==== Data in this exercise ====

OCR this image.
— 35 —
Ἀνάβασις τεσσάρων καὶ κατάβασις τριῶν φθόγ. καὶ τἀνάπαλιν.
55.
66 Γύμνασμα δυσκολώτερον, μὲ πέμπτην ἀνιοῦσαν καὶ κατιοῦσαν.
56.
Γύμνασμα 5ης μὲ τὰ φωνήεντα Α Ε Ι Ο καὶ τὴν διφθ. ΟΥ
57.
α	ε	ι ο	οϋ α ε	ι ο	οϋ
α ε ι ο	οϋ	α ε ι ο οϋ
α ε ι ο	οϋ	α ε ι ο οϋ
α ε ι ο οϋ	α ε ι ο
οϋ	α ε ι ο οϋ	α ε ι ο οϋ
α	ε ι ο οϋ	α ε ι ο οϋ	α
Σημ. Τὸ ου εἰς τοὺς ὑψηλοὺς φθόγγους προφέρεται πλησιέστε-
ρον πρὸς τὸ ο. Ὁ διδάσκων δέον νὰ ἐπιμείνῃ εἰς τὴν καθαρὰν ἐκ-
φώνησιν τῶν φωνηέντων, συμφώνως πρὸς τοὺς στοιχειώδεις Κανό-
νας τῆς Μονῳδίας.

====
==== Data in this exercise ====

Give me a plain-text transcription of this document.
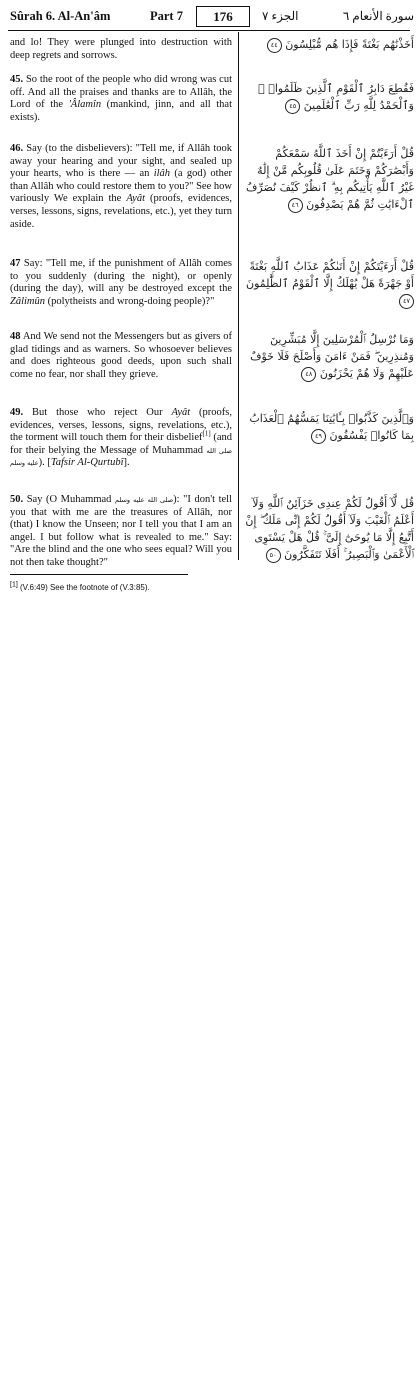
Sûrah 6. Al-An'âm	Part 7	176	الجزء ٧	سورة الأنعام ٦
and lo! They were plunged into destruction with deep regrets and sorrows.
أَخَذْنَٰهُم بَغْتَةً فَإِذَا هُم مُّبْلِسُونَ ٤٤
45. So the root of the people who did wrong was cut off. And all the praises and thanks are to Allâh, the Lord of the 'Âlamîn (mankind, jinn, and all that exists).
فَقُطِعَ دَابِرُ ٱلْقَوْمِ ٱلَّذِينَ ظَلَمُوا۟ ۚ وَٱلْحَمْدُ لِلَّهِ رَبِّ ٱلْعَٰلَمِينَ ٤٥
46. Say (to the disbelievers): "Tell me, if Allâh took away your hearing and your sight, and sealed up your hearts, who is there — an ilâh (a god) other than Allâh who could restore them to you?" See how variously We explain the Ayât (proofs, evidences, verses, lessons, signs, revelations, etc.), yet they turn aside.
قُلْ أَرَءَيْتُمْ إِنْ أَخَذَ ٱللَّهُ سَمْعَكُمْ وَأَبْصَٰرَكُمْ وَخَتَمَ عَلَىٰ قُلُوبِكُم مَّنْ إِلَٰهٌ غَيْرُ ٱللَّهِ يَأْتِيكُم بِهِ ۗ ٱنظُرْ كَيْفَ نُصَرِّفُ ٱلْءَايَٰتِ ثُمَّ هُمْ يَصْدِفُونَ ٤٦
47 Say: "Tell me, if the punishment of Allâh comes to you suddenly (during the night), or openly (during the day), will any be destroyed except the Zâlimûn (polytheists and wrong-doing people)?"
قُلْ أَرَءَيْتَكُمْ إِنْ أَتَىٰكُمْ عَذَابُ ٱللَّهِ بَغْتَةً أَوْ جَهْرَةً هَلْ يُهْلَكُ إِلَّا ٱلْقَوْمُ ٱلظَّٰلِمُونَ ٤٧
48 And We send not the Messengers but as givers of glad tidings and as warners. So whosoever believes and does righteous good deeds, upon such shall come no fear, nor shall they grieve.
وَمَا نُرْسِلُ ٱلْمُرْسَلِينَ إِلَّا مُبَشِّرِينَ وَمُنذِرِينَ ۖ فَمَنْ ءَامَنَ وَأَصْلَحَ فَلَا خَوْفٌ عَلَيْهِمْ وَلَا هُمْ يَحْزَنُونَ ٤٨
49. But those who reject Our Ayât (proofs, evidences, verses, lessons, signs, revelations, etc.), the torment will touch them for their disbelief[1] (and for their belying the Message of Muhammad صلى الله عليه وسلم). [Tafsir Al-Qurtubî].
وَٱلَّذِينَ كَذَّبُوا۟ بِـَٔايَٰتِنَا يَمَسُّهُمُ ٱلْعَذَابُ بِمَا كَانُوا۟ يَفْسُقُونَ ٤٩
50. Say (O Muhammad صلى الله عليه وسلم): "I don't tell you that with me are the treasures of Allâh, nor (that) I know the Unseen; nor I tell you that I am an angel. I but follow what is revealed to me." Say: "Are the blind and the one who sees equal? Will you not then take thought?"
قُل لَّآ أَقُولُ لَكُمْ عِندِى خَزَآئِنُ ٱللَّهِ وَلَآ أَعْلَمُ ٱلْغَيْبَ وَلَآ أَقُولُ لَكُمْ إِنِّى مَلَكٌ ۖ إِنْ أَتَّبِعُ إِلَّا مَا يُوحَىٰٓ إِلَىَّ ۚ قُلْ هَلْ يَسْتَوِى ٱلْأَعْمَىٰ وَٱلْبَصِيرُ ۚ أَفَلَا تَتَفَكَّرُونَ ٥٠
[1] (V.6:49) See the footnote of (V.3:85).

====

Written task —
For the listing above, identify each line bearing "Γύμνασμα".

Solution below —
66 Γύμνασμα δυσκολώτερον, μὲ πέμπτην ἀνιοῦσαν καὶ κατιοῦσαν.
Γύμνασμα 5ης μὲ τὰ φωνήεντα Α Ε Ι Ο καὶ τὴν διφθ. ΟΥ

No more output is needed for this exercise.